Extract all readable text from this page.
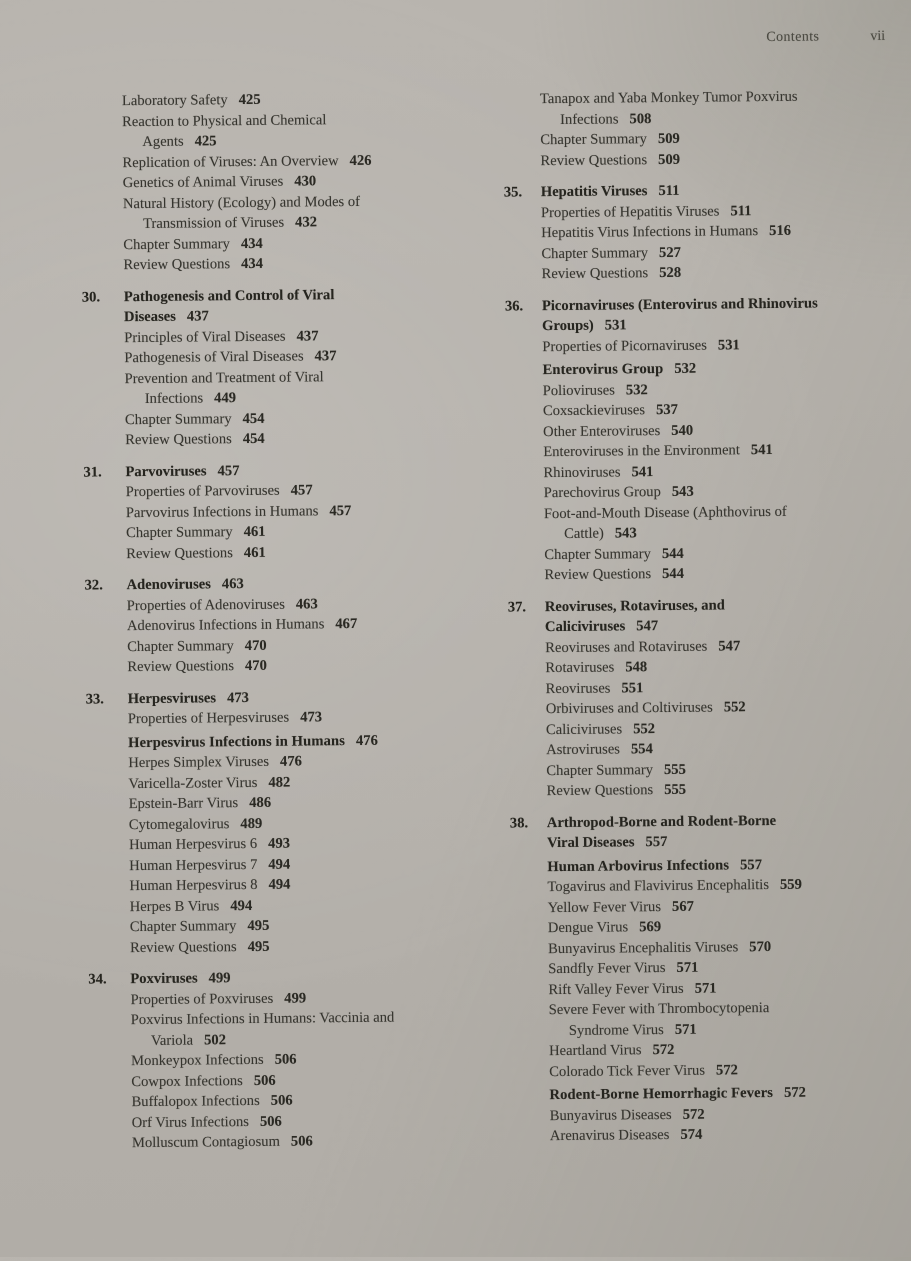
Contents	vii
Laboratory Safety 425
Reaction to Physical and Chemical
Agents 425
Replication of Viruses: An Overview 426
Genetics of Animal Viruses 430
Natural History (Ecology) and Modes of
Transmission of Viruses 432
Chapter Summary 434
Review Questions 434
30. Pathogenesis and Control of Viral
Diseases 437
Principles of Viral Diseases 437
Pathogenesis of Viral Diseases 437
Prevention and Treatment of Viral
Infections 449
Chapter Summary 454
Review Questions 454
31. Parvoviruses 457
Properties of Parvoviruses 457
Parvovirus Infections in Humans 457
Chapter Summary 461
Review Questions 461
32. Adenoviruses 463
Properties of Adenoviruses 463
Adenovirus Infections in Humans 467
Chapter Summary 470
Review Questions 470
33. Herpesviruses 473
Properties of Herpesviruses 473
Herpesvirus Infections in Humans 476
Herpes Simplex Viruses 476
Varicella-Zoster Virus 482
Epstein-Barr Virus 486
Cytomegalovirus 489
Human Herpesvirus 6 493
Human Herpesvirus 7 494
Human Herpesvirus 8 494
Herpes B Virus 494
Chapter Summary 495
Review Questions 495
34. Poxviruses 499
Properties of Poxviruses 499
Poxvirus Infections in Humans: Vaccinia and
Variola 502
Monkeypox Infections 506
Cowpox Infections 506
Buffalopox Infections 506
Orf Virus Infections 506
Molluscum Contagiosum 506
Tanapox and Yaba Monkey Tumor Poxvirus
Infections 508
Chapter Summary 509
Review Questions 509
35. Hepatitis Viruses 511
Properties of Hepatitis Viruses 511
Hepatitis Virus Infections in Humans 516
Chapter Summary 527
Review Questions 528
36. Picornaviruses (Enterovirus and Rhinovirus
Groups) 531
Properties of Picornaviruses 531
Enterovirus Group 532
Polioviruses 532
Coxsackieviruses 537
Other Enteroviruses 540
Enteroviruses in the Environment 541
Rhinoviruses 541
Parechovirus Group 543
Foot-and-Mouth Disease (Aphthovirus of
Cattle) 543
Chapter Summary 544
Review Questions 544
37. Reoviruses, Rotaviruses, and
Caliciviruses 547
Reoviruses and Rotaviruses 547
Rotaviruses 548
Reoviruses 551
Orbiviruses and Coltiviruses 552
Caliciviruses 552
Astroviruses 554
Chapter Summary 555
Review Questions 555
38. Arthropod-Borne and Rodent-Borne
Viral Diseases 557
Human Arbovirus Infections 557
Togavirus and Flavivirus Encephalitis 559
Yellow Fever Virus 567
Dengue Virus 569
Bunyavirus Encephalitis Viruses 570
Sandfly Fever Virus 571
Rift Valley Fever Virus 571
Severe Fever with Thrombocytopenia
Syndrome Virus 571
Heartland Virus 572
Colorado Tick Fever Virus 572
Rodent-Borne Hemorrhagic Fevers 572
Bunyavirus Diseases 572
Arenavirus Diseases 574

------------------------

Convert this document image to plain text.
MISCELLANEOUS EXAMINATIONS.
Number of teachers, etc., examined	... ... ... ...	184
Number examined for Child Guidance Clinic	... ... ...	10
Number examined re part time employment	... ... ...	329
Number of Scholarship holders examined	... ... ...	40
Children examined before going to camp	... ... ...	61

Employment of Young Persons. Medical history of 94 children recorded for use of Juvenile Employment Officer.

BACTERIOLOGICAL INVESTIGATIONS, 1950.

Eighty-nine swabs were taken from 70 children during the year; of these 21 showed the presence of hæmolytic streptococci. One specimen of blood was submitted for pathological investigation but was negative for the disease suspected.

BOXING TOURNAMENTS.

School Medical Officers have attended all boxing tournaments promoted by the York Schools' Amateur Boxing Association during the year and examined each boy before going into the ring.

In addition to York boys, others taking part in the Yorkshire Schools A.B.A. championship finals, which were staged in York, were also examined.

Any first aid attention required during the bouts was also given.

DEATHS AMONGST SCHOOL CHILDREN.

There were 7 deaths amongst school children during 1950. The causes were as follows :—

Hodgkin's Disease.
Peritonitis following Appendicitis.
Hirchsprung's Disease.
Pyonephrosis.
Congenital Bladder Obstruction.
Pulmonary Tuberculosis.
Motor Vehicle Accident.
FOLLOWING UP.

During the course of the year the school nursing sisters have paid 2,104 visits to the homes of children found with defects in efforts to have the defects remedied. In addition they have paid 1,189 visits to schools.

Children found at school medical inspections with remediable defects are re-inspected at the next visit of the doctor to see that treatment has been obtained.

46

------------------------

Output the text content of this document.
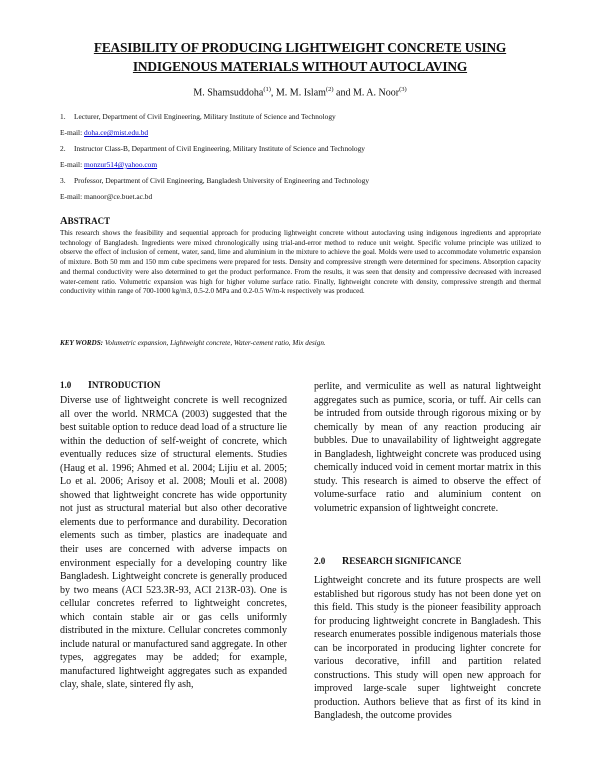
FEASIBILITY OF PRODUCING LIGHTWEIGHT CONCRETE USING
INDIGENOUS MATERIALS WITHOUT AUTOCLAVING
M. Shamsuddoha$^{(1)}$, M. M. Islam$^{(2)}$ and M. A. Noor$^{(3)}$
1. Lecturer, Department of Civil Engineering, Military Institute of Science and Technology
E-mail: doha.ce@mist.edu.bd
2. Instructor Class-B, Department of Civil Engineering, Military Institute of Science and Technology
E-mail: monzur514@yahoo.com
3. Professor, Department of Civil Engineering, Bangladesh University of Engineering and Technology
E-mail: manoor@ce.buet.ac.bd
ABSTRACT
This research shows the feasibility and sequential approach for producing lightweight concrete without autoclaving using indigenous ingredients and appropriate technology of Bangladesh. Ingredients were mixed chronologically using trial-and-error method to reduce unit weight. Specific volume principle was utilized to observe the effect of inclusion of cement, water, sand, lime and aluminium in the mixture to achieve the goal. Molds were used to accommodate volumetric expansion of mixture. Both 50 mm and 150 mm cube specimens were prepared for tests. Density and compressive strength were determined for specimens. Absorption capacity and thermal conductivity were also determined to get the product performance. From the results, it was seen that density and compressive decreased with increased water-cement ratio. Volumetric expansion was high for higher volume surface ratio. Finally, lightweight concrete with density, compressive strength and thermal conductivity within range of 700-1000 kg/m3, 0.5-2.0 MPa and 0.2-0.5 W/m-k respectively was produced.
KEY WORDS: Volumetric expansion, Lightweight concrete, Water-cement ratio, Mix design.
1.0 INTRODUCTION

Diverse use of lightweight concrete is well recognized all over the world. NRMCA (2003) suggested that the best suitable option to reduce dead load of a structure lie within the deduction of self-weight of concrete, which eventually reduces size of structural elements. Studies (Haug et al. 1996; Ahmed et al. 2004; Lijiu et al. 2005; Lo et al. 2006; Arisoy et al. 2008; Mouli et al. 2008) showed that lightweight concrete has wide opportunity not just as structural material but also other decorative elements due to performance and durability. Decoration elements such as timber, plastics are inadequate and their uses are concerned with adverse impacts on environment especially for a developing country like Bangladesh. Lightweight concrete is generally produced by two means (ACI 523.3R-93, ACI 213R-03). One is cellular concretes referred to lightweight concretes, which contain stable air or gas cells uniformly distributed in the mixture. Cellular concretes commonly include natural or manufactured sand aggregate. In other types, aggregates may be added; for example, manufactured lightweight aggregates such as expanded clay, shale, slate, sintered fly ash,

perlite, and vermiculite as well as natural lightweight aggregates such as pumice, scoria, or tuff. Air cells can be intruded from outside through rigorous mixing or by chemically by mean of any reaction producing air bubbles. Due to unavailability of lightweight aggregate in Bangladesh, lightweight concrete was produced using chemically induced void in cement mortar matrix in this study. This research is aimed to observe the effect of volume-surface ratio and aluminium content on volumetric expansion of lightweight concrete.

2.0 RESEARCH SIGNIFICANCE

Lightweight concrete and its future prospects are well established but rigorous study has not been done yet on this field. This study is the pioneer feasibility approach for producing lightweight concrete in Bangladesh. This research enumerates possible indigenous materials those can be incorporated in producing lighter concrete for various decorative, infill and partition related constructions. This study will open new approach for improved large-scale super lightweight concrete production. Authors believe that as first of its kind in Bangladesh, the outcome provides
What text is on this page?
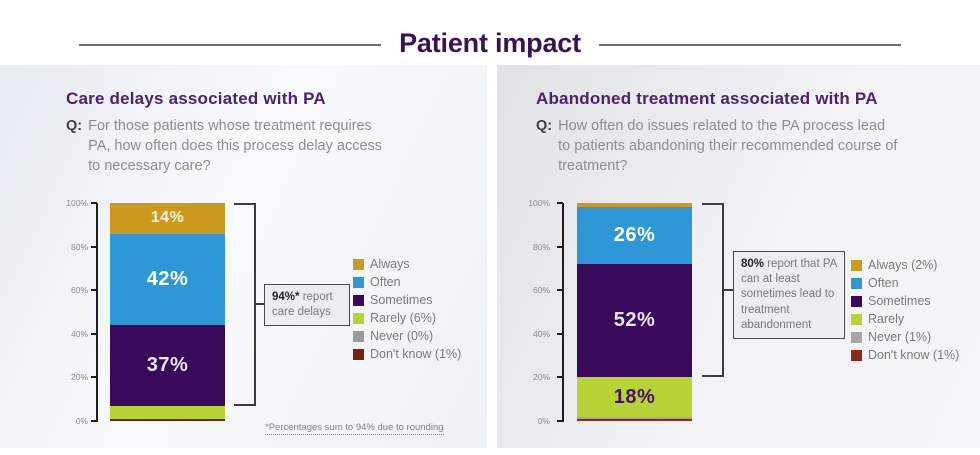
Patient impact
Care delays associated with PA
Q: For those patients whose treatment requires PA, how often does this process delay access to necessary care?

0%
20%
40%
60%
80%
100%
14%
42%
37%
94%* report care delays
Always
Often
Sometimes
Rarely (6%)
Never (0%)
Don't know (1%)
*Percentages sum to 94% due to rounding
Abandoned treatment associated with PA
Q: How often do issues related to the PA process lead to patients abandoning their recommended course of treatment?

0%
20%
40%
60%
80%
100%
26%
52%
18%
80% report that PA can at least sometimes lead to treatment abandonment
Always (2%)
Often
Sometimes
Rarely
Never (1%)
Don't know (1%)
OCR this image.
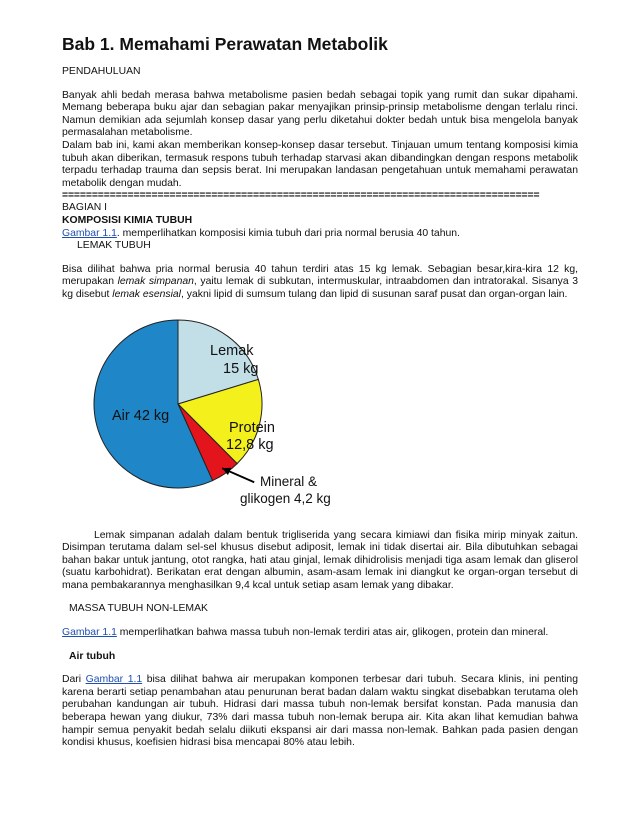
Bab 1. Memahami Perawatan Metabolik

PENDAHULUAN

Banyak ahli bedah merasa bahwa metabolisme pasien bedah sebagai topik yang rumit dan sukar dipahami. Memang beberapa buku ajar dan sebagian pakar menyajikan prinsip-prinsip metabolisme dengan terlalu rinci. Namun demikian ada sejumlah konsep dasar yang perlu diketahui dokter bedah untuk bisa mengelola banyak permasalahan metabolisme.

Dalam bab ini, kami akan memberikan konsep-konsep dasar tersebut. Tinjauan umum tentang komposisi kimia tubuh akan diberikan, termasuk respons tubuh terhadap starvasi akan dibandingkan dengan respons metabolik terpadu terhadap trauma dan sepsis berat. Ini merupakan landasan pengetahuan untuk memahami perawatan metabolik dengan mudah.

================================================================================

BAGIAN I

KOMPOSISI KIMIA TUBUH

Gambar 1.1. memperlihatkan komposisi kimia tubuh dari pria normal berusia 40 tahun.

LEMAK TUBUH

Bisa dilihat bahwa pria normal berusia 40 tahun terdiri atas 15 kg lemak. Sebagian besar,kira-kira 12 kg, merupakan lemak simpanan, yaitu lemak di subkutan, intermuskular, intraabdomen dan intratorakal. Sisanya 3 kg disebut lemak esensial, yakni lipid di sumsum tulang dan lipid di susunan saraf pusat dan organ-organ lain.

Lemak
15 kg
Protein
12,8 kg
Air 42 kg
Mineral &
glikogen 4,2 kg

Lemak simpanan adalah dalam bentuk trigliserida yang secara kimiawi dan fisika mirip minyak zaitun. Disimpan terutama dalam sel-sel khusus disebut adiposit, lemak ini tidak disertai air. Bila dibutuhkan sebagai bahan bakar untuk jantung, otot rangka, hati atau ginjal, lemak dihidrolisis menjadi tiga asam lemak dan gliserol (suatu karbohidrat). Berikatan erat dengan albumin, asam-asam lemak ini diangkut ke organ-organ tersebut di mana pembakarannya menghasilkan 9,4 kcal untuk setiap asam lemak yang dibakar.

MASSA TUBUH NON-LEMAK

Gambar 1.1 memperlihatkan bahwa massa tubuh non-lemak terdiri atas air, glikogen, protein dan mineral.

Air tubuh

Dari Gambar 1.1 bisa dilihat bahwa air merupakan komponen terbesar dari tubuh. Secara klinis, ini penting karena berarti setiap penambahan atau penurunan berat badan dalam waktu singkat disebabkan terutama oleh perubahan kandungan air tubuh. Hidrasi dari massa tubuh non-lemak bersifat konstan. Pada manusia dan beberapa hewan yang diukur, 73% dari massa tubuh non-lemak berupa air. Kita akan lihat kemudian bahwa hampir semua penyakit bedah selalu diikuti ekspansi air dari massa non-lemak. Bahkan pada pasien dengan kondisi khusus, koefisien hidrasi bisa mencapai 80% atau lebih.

------------------------

Copy every line of the material above in which the word "process" appears.

**Output**
Q: For those patients whose treatment requires PA, how often does this process delay access to necessary care?
Q: How often do issues related to the PA process lead to patients abandoning their recommended course of treatment?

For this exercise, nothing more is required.